§ **AIM**
Transcribe the listing in full, excluding any pictures.

§ **RECORDS TO PROCESS**
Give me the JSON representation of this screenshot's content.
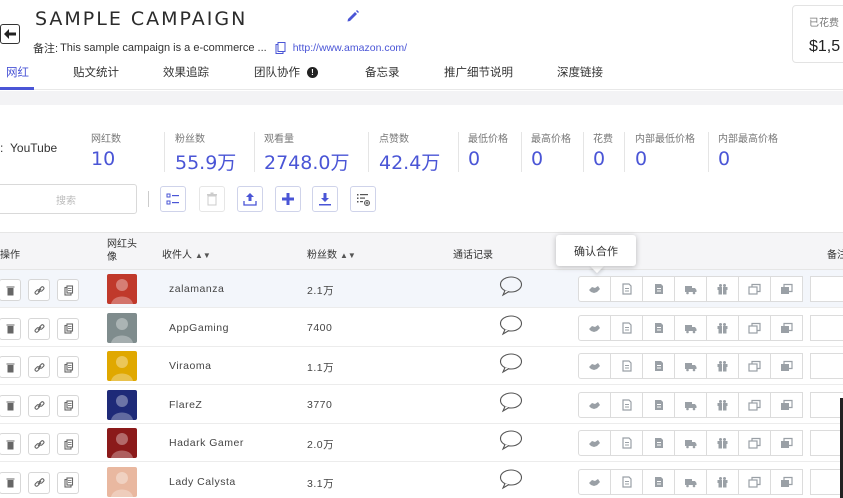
{
  "header": {
    "title": "SAMPLE CAMPAIGN",
    "note_label": "备注:",
    "note_text": "This sample campaign is a e-commerce ...",
    "note_link": "http://www.amazon.com/",
    "spent_label": "已花费",
    "spent_value": "$1,5"
  },
  "tabs": [
    {
      "label": "网红"
    },
    {
      "label": "贴文统计"
    },
    {
      "label": "效果追踪"
    },
    {
      "label": "团队协作"
    },
    {
      "label": "备忘录"
    },
    {
      "label": "推广细节说明"
    },
    {
      "label": "深度链接"
    }
  ],
  "platform": {
    "label": "YouTube",
    "prefix": ":"
  },
  "stats": [
    {
      "label": "网红数",
      "value": "10"
    },
    {
      "label": "粉丝数",
      "value": "55.9万"
    },
    {
      "label": "观看量",
      "value": "2748.0万"
    },
    {
      "label": "点赞数",
      "value": "42.4万"
    },
    {
      "label": "最低价格",
      "value": "0"
    },
    {
      "label": "最高价格",
      "value": "0"
    },
    {
      "label": "花费",
      "value": "0"
    },
    {
      "label": "内部最低价格",
      "value": "0"
    },
    {
      "label": "内部最高价格",
      "value": "0"
    }
  ],
  "search": {
    "placeholder": "搜索"
  },
  "table": {
    "headers": {
      "ops": "操作",
      "avatar": "网红头像",
      "recipient": "收件人",
      "fans": "粉丝数",
      "calls": "通话记录",
      "notes": "备注"
    },
    "rows": [
      {
        "name": "zalamanza",
        "fans": "2.1万",
        "avatar_color": "#c0392b"
      },
      {
        "name": "AppGaming",
        "fans": "7400",
        "avatar_color": "#7f8c8d"
      },
      {
        "name": "Viraoma",
        "fans": "1.1万",
        "avatar_color": "#e0a800"
      },
      {
        "name": "FlareZ",
        "fans": "3770",
        "avatar_color": "#1e2a78"
      },
      {
        "name": "Hadark Gamer",
        "fans": "2.0万",
        "avatar_color": "#8b1a1a"
      },
      {
        "name": "Lady Calysta",
        "fans": "3.1万",
        "avatar_color": "#e9b8a0"
      }
    ]
  },
  "tooltip": {
    "text": "确认合作"
  },
  "colors": {
    "accent": "#4a55d6"
  }
}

§ **REPLY TO THE TASK**
Give me the JSON representation of this screenshot's content.
{
  "header": {
    "title": "SAMPLE CAMPAIGN",
    "note_label": "备注:",
    "note_text": "This sample campaign is a e-commerce ...",
    "note_link": "http://www.amazon.com/",
    "spent_label": "已花费",
    "spent_value": "$1,5"
  },
  "tabs": [
    {
      "label": "网红"
    },
    {
      "label": "贴文统计"
    },
    {
      "label": "效果追踪"
    },
    {
      "label": "团队协作"
    },
    {
      "label": "备忘录"
    },
    {
      "label": "推广细节说明"
    },
    {
      "label": "深度链接"
    }
  ],
  "platform": {
    "label": "YouTube",
    "prefix": ":"
  },
  "stats": [
    {
      "label": "网红数",
      "value": "10"
    },
    {
      "label": "粉丝数",
      "value": "55.9万"
    },
    {
      "label": "观看量",
      "value": "2748.0万"
    },
    {
      "label": "点赞数",
      "value": "42.4万"
    },
    {
      "label": "最低价格",
      "value": "0"
    },
    {
      "label": "最高价格",
      "value": "0"
    },
    {
      "label": "花费",
      "value": "0"
    },
    {
      "label": "内部最低价格",
      "value": "0"
    },
    {
      "label": "内部最高价格",
      "value": "0"
    }
  ],
  "search": {
    "placeholder": "搜索"
  },
  "table": {
    "headers": {
      "ops": "操作",
      "avatar": "网红头像",
      "recipient": "收件人",
      "fans": "粉丝数",
      "calls": "通话记录",
      "notes": "备注"
    },
    "rows": [
      {
        "name": "zalamanza",
        "fans": "2.1万",
        "avatar_color": "#c0392b"
      },
      {
        "name": "AppGaming",
        "fans": "7400",
        "avatar_color": "#7f8c8d"
      },
      {
        "name": "Viraoma",
        "fans": "1.1万",
        "avatar_color": "#e0a800"
      },
      {
        "name": "FlareZ",
        "fans": "3770",
        "avatar_color": "#1e2a78"
      },
      {
        "name": "Hadark Gamer",
        "fans": "2.0万",
        "avatar_color": "#8b1a1a"
      },
      {
        "name": "Lady Calysta",
        "fans": "3.1万",
        "avatar_color": "#e9b8a0"
      }
    ]
  },
  "tooltip": {
    "text": "确认合作"
  },
  "colors": {
    "accent": "#4a55d6"
  }
}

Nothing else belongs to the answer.